- PROVIDED ENTRIES -
═══
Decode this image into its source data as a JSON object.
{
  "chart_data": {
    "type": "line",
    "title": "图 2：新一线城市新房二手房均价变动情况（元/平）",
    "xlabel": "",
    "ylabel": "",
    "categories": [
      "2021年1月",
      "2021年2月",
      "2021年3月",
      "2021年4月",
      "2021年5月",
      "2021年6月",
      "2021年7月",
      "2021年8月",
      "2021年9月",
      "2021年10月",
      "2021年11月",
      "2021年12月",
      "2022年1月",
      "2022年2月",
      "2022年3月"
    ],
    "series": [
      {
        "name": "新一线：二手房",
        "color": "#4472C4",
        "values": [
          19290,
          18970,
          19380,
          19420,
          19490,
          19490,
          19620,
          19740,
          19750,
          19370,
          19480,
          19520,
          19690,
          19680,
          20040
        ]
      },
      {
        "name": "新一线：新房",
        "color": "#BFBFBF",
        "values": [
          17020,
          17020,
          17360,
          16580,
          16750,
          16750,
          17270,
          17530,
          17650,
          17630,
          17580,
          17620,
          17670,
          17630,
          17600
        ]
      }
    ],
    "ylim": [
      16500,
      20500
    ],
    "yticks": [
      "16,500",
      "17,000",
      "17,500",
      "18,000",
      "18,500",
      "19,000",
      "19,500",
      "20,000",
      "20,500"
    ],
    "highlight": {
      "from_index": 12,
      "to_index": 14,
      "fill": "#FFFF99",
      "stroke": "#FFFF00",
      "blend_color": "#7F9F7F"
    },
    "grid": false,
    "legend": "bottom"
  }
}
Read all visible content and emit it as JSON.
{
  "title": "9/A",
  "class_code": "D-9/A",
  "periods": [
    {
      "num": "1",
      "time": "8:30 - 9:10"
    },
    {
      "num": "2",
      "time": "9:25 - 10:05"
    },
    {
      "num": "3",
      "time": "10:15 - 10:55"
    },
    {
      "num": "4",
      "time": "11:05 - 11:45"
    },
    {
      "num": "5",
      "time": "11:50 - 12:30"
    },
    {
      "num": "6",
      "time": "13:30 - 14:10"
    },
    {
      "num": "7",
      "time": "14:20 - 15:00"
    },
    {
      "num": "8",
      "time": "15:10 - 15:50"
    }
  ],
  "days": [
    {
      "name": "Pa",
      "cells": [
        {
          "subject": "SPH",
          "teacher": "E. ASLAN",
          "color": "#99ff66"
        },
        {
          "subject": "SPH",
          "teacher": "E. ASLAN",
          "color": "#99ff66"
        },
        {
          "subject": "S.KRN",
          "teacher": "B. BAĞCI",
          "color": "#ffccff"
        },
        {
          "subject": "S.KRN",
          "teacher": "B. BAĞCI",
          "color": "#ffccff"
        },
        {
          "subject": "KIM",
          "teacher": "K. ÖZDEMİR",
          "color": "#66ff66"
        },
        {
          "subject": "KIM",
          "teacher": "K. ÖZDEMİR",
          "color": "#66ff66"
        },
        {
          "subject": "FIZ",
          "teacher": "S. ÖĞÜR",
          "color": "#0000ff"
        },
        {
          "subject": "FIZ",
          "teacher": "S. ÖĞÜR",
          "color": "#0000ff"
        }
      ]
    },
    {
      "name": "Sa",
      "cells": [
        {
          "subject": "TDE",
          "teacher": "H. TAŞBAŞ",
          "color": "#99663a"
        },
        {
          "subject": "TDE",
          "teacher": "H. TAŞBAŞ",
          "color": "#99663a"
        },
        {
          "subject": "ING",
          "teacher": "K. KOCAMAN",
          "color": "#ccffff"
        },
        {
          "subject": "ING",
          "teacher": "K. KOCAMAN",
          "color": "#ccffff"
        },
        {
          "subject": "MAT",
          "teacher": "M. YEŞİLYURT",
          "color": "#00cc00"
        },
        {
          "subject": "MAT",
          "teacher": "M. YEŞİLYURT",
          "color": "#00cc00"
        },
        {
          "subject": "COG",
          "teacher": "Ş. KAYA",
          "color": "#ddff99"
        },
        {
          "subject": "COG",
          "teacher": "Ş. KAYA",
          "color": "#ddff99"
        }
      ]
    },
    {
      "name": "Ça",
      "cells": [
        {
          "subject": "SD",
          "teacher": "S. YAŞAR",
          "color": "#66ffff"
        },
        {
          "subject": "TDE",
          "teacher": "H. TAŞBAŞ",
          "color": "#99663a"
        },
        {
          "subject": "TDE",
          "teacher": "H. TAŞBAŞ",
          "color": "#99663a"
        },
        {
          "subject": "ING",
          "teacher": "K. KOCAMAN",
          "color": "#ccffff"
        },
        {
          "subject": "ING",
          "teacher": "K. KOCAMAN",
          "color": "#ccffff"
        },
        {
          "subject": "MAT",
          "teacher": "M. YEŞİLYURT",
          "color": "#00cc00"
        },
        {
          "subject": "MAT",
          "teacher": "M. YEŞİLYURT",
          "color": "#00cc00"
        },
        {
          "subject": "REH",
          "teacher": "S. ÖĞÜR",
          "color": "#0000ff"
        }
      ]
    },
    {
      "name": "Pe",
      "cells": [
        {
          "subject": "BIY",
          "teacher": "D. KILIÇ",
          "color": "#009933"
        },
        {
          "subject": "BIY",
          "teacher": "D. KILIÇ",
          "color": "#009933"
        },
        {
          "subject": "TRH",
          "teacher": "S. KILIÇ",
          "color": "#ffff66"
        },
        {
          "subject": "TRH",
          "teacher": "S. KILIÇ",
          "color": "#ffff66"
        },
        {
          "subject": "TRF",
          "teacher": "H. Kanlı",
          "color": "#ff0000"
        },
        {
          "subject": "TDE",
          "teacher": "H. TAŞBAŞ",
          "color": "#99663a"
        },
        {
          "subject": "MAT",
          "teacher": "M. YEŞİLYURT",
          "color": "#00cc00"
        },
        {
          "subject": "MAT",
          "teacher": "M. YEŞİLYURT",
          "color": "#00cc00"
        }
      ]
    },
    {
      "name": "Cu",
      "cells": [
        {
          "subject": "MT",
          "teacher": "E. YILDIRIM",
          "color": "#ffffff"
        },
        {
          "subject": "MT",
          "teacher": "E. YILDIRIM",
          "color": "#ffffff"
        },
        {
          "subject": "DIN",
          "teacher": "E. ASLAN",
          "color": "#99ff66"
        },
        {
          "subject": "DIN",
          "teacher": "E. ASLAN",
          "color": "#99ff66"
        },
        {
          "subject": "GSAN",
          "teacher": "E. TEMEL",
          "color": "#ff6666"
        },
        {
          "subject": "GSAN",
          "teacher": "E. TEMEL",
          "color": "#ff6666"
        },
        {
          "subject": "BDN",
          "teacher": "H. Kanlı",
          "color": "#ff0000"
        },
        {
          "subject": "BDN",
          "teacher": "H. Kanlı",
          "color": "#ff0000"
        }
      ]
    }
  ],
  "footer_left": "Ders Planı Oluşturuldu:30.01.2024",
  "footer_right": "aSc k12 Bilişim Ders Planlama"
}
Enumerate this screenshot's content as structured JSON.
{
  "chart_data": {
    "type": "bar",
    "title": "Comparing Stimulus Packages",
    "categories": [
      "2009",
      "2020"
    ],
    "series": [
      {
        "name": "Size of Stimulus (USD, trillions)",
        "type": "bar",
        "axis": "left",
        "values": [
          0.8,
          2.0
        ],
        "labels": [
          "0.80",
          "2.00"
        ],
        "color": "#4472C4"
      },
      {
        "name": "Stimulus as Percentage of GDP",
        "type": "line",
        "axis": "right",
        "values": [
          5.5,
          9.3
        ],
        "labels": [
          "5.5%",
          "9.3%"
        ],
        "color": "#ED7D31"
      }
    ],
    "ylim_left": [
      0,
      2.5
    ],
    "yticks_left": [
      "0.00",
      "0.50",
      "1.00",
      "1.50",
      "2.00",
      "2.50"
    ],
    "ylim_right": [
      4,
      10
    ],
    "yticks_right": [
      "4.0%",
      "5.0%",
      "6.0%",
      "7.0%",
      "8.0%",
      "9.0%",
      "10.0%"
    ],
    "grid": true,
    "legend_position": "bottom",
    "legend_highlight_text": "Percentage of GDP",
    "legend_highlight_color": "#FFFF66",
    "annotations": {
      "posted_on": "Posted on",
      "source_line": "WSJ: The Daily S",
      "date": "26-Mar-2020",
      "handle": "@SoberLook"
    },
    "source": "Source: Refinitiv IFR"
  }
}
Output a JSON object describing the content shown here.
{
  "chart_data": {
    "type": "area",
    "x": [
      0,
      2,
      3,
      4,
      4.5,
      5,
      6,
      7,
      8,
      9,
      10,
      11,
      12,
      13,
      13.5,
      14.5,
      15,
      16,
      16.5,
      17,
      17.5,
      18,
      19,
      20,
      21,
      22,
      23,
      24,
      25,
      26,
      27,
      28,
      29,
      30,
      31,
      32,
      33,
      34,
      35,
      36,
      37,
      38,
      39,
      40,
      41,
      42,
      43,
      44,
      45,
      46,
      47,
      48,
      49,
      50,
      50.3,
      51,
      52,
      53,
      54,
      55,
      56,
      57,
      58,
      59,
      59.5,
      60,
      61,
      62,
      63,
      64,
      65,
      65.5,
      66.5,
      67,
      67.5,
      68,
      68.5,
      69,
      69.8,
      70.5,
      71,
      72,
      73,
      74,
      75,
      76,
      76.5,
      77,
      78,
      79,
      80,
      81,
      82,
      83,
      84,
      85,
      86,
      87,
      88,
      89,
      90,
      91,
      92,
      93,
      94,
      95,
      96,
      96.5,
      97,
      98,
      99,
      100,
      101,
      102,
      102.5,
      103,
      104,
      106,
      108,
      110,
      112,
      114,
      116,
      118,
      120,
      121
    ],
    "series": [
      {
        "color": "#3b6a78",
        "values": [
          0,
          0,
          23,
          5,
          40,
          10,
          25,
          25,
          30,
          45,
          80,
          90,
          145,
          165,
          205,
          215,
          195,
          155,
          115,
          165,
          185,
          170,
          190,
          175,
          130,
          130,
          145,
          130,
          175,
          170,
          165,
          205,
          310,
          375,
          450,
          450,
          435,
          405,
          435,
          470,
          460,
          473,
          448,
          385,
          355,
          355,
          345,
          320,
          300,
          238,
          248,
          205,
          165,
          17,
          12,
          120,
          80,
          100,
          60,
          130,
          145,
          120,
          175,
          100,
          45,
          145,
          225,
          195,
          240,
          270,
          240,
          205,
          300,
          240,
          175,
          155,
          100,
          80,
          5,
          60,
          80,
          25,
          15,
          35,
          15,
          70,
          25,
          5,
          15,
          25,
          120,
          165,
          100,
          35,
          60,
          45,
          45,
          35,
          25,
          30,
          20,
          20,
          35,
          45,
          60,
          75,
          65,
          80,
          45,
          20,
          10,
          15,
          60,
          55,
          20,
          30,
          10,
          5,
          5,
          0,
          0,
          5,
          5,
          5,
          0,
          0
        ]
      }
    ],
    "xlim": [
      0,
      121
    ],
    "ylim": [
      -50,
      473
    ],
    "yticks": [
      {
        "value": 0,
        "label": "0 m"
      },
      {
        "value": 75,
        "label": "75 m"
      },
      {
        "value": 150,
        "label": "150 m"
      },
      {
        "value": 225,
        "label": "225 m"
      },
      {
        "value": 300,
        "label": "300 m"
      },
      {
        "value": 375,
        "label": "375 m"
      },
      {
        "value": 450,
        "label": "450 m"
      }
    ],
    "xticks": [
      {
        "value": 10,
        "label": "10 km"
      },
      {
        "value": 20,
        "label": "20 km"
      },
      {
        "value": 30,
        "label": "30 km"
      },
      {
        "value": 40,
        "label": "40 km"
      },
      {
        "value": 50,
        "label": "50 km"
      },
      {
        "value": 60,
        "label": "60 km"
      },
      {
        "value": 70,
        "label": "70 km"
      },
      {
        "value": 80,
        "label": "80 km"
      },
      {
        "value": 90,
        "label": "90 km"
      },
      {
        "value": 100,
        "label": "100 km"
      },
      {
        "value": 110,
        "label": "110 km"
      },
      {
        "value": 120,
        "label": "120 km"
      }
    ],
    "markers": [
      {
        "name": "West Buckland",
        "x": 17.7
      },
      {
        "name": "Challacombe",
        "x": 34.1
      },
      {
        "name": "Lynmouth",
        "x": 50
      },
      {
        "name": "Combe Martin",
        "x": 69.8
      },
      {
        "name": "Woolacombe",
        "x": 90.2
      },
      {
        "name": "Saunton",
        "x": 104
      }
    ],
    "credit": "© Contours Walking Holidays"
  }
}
═══
- THE PROBLEM -
Among the entries above, identify all lines with "type" and copy them.

- FINAL ANSWER -
    "type": "line",
    "type": "bar",
        "type": "bar",
        "type": "line",
    "type": "area",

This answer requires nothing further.